[Rows from a dataset]
* START *

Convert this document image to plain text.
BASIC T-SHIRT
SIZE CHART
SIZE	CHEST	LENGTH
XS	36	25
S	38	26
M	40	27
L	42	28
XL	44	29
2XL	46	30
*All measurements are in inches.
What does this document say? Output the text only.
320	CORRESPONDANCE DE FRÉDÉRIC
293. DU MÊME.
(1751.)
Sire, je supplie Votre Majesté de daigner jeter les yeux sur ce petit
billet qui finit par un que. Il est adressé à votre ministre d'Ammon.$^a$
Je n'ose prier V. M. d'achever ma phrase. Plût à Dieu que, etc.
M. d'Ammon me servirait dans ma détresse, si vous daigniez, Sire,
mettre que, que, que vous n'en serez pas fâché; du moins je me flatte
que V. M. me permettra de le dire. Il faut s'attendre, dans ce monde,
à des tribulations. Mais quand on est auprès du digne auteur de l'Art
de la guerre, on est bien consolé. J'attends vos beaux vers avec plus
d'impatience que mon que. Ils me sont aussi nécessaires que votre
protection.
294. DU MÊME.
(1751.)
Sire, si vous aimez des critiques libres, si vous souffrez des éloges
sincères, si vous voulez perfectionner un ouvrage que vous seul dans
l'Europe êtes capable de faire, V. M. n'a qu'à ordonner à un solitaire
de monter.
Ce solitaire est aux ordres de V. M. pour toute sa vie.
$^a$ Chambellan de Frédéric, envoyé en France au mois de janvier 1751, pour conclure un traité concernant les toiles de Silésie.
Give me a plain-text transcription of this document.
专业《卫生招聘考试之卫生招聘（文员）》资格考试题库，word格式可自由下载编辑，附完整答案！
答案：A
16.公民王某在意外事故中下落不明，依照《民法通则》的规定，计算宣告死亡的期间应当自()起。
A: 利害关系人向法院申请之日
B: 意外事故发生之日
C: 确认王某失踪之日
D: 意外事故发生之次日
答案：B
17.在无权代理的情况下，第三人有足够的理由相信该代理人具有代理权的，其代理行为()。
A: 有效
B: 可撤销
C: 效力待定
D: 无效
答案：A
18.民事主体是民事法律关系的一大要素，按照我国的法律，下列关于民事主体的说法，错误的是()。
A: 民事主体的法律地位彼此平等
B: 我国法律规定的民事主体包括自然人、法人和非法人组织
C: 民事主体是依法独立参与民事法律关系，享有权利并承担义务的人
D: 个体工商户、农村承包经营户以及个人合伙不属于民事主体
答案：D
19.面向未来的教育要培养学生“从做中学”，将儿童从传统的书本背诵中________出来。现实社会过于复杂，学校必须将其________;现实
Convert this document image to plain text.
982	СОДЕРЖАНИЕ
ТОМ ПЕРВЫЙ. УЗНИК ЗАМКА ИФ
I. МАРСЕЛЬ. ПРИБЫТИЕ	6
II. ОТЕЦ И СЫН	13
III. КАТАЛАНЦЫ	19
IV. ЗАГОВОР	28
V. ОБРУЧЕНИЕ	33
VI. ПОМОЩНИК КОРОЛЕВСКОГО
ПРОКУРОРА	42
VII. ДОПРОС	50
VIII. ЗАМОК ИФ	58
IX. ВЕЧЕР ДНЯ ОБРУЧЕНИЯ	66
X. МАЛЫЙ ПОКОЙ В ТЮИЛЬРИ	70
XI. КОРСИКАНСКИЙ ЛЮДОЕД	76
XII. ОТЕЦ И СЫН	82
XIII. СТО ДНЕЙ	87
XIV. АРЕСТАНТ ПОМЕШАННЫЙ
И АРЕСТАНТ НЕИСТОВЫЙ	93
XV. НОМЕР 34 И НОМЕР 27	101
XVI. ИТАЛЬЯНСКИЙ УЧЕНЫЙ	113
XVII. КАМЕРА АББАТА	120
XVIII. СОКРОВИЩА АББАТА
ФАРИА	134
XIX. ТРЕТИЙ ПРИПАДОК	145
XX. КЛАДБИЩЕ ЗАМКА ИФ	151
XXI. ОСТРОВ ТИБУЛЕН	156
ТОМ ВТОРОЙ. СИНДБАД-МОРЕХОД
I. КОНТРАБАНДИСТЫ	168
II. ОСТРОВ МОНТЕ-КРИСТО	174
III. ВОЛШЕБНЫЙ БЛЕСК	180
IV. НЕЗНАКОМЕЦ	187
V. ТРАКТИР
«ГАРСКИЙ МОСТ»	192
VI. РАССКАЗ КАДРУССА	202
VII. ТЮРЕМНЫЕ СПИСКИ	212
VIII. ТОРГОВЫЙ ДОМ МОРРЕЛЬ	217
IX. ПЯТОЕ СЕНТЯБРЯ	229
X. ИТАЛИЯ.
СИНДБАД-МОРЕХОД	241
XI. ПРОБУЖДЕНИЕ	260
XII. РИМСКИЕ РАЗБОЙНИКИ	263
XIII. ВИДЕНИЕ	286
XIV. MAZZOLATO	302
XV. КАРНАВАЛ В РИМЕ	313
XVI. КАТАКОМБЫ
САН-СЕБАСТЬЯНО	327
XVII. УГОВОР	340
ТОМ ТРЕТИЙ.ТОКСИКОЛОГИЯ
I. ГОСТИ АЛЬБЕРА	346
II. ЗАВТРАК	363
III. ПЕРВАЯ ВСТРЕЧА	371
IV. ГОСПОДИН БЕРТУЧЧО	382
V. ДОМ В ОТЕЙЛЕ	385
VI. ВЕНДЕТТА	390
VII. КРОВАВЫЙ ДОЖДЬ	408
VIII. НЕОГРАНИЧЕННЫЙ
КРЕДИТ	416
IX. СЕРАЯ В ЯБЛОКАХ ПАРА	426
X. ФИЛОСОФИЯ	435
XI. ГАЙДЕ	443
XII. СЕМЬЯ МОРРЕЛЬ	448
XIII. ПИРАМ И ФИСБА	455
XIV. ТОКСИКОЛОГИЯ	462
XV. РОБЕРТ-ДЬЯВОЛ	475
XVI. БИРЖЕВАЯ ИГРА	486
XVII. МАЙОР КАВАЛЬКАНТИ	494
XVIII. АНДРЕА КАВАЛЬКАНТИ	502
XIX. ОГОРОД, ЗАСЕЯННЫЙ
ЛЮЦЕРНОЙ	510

* END *

Aim of the task: Where a line in the entries holds the word "dans", copy that line.

Task result:
M. d'Ammon me servirait dans ma détresse, si vous daigniez, Sire,
que V. M. me permettra de le dire. Il faut s'attendre, dans ce monde,
sincères, si vous voulez perfectionner un ouvrage que vous seul dans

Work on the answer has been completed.